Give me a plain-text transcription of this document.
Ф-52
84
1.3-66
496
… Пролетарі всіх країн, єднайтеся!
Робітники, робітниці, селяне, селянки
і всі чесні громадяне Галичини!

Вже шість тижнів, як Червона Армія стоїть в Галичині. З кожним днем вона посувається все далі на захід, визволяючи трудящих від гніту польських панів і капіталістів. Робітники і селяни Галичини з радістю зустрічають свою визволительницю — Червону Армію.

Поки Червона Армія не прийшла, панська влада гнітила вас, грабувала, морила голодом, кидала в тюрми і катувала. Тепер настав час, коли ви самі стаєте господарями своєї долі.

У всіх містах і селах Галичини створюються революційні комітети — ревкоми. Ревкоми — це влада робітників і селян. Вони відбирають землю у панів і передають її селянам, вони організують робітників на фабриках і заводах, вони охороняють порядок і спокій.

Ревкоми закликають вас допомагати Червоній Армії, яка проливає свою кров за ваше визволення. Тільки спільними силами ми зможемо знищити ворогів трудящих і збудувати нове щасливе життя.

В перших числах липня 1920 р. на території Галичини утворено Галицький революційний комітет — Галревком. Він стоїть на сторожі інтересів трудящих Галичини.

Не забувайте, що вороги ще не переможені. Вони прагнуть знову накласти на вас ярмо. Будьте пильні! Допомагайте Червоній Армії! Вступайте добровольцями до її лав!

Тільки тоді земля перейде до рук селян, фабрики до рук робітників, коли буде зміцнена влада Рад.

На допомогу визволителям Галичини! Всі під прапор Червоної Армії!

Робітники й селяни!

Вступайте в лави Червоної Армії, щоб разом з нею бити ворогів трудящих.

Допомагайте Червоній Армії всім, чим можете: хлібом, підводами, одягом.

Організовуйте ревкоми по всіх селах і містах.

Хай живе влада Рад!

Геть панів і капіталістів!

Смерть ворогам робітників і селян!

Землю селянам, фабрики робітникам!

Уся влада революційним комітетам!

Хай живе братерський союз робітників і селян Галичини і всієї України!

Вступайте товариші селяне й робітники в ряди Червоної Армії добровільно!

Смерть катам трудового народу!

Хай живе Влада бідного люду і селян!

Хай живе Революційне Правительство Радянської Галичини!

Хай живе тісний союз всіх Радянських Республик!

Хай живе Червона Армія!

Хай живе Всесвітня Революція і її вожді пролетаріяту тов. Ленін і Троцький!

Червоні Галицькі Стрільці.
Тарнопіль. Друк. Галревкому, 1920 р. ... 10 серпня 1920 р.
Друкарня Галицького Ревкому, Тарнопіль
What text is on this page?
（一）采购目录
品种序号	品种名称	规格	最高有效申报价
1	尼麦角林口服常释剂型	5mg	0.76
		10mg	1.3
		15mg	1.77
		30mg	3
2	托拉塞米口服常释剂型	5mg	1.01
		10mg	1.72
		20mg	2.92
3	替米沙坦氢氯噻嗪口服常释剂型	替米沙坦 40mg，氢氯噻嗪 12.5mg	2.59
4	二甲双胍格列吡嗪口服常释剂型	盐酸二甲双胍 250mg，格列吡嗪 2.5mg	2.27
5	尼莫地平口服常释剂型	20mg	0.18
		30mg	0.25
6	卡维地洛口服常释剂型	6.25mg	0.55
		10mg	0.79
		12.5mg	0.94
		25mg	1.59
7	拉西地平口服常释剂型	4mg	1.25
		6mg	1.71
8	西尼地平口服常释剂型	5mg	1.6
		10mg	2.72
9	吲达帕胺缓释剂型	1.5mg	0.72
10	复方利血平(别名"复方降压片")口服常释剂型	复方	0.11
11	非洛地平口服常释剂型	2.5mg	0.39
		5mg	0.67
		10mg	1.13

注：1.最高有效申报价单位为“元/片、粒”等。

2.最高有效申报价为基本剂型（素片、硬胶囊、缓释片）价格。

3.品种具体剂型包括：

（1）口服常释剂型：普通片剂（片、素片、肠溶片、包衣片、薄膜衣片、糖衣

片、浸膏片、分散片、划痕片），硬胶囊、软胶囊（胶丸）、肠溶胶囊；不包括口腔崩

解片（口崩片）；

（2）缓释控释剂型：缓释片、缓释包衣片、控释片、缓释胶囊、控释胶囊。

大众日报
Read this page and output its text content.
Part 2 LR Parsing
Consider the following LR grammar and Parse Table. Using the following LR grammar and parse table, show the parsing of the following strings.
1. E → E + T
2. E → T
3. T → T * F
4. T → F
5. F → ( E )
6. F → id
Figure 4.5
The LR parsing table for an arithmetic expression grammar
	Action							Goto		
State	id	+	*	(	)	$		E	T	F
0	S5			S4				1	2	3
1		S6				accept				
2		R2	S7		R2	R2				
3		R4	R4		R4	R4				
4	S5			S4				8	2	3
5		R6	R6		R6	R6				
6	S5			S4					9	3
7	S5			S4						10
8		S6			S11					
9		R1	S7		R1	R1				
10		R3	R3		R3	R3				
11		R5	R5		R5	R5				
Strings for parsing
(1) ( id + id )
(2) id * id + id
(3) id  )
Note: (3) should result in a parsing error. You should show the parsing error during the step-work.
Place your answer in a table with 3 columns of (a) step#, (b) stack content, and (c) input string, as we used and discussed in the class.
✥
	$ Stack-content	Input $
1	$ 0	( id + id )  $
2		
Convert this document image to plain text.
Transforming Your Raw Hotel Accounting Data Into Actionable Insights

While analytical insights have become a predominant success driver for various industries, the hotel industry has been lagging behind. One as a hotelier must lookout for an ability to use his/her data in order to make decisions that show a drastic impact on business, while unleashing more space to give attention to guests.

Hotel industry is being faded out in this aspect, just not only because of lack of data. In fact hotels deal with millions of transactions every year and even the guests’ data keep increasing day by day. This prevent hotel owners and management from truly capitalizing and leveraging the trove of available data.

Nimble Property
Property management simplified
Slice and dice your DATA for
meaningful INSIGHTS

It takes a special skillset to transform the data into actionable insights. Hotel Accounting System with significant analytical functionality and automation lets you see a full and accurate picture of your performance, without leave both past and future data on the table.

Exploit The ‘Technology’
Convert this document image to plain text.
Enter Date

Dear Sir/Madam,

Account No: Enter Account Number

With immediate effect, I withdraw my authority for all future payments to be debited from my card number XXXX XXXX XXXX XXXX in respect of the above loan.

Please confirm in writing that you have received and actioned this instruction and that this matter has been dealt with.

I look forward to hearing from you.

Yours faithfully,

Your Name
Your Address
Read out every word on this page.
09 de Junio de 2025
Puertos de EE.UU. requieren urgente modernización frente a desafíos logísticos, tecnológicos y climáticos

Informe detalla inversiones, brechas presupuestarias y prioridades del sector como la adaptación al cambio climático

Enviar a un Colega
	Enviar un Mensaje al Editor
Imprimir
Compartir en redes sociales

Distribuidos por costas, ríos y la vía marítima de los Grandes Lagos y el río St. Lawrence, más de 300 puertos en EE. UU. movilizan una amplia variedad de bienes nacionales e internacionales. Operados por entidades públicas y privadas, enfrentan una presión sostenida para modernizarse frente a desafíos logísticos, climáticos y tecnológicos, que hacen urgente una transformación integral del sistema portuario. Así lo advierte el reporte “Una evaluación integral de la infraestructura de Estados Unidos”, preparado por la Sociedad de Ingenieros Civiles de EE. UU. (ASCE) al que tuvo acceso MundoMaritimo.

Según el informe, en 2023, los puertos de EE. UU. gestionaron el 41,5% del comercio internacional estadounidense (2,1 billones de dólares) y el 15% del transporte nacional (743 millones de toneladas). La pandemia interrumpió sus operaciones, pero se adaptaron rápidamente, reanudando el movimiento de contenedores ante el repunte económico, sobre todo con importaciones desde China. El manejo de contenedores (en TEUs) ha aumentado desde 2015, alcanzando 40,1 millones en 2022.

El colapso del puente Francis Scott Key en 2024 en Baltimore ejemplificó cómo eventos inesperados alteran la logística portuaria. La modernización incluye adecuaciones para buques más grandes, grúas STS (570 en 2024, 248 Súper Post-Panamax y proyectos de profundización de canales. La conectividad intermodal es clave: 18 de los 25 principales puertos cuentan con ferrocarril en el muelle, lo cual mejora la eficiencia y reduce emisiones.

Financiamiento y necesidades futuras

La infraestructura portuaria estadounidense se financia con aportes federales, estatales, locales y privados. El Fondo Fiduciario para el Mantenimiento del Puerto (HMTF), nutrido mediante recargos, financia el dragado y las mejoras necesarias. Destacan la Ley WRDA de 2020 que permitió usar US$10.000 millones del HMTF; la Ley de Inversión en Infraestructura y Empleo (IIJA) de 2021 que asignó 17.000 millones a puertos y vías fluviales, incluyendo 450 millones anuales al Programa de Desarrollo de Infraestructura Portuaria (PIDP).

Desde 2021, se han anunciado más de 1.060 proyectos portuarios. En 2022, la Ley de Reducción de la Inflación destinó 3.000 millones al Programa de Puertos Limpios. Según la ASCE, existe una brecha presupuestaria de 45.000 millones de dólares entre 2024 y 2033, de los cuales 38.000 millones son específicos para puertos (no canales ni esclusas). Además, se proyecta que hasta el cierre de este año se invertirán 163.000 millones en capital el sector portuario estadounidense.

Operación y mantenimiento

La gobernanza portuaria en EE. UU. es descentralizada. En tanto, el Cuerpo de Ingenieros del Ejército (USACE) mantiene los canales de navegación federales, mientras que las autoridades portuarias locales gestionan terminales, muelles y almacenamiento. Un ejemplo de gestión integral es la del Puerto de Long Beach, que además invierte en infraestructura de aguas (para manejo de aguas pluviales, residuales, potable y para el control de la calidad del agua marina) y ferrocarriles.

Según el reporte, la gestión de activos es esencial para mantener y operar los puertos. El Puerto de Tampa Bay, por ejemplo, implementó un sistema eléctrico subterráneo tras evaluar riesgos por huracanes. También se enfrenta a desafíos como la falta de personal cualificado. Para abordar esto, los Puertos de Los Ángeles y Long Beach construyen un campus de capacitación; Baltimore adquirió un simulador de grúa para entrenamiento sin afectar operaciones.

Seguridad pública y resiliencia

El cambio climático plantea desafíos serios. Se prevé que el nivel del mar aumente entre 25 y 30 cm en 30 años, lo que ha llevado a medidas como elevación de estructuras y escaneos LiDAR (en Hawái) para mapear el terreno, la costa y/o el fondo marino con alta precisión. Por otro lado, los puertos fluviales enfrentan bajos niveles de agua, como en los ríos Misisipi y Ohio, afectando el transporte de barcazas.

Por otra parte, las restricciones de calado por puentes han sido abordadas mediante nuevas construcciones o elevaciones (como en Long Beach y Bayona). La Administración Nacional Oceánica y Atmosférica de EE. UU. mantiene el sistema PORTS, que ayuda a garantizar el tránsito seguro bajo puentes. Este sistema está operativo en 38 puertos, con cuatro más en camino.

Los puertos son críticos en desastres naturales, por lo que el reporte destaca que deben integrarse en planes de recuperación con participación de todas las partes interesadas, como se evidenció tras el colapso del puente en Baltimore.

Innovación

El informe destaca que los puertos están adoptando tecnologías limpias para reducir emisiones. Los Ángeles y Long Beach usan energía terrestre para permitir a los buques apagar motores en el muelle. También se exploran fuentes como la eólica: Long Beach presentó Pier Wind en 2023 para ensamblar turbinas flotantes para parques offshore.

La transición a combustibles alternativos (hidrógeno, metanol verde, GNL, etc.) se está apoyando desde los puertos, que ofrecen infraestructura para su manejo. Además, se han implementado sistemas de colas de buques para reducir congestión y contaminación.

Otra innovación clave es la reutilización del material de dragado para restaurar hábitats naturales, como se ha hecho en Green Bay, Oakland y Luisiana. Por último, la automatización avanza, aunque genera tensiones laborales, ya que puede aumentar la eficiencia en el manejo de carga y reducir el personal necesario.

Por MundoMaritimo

----

* DIRECTIONS FOR THIS TASK *
Say how many lines in the entries contain the string "Червоної", and say nothing else.

* COMPLETE ANSWER *
3